__PROBLEMAS A RESOLVER__:
1/ Com base no texto, explique por que a vocação para as letras surgiu durante a Guerra Colonial, em Angola.
2/ Segundo o texto, em que ano foi escrita a luta épica dos pescadores de Sines?
3/ Transcreva do texto o trecho que começa em "Quando e como" e vai até "o de eleição?".

__TEXTO APRESENTADO__:

######

No campo das letras e da cultura, destaca a distinção recebida do primeiro-ministro do Canadá, pelo seu testemunho acerca da participação na Semana Cultural da Casa do Alentejo, em Toronto; e para a distinção, como poeta, atribuída Centro de Estudos Documentais do Alentejo (CEDA).

 

Quando e como foi descoberta a vocação para as letras?

Durante a Guerra Colonial, em Angola. Os estados de alma são mais intensos em situações extremas e exigiram-me os poemas que mais tarde publiquei no livro "Luena da Praia". Também escrevi muitos textos soltos que, infelizmente, perdi durante as mudanças de aquartelamentos. Por outro lado, e também porque os vivi duramente, tinha decidido para comigo próprio que escreveria a luta épica dos pescadores de Sines em 1982 contra a prepotência industrial e politica, o que aconteceu em 1998, quando deixei o cargo de presidente da Câmara. O resto surgiu naturalmente.

 

Dos vários registos literários, existe algum que seja o de eleição?

######

__DADOS FORNECIDOS__:
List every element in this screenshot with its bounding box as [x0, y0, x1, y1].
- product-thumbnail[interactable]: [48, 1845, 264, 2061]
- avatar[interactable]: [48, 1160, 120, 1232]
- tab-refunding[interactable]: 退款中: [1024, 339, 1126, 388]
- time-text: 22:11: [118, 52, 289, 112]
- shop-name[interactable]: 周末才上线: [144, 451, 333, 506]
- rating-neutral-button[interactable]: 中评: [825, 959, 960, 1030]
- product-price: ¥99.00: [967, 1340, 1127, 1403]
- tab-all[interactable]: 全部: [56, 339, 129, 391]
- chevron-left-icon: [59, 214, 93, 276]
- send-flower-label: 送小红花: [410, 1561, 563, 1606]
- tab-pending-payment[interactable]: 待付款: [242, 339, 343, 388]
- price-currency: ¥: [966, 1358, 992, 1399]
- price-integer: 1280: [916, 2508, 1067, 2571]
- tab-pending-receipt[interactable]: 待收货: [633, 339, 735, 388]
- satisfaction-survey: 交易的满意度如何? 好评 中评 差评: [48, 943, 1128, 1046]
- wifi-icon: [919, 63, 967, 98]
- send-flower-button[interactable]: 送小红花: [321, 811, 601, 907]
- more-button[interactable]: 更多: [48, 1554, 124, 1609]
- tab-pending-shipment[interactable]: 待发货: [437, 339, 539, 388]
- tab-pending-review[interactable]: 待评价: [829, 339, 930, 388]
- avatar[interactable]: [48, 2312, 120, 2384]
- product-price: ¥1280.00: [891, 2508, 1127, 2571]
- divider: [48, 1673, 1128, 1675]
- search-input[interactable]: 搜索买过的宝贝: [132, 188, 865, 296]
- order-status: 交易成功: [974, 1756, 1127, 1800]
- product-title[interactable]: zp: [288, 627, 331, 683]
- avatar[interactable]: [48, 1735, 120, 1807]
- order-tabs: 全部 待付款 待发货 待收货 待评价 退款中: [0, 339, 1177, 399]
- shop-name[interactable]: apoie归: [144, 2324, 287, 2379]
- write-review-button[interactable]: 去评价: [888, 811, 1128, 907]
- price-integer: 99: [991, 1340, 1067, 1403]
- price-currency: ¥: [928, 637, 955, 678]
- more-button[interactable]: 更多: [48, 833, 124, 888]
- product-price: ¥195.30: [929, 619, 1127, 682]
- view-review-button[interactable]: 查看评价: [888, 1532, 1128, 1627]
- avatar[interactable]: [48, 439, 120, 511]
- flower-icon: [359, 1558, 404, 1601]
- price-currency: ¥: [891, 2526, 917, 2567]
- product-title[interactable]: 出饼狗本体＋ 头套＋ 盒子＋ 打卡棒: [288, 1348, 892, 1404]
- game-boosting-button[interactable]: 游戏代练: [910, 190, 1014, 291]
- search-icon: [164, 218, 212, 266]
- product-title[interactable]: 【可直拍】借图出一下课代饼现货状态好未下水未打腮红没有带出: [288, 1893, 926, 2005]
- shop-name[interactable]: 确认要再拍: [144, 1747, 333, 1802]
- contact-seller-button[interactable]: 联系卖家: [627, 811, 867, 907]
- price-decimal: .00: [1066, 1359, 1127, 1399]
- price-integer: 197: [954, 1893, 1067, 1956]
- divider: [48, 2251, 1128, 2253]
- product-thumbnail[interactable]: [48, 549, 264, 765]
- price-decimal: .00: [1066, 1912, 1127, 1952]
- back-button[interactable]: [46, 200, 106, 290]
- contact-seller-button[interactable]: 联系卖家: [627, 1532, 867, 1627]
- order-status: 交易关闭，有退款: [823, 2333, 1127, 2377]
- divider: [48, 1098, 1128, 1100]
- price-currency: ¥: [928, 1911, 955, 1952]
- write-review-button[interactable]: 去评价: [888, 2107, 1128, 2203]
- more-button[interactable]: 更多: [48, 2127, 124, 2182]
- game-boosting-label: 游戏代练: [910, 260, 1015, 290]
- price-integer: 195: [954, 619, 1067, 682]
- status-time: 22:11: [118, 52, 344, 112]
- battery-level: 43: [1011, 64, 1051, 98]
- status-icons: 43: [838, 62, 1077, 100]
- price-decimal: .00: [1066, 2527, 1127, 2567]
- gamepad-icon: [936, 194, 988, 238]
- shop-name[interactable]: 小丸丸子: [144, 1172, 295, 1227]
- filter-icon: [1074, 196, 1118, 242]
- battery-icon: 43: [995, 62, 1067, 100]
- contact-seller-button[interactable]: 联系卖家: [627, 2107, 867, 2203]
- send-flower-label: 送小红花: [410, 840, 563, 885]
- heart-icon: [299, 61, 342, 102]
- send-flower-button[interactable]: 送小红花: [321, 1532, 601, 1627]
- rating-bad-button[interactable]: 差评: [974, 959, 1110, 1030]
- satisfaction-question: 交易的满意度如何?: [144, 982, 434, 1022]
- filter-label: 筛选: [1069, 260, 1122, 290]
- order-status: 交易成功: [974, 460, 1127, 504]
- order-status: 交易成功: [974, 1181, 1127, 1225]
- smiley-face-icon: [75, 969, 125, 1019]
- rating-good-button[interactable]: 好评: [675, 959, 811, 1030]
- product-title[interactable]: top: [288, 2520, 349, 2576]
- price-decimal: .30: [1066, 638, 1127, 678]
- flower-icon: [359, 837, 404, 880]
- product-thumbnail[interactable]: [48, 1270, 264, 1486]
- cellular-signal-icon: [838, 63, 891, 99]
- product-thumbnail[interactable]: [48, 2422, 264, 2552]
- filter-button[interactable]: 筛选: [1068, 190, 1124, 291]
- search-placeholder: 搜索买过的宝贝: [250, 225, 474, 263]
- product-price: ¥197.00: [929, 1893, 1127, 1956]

######

__RESPOSTAS POR TAREFA__:
1/ Em situações extremas, os estados de alma são mais intensos. Foi essa intensidade que exigiu os poemas mais tarde publicados no livro "Luena da Praia".

2/ Em 1998, quando foi deixado o cargo de presidente da Câmara.

3/
Quando e como foi descoberta a vocação para as letras?

Durante a Guerra Colonial, em Angola. Os estados de alma são mais intensos em situações extremas e exigiram-me os poemas que mais tarde publiquei no livro "Luena da Praia". Também escrevi muitos textos soltos que, infelizmente, perdi durante as mudanças de aquartelamentos. Por outro lado, e também porque os vivi duramente, tinha decidido para comigo próprio que escreveria a luta épica dos pescadores de Sines em 1982 contra a prepotência industrial e politica, o que aconteceu em 1998, quando deixei o cargo de presidente da Câmara. O resto surgiu naturalmente.

 

Dos vários registos literários, existe algum que seja o de eleição?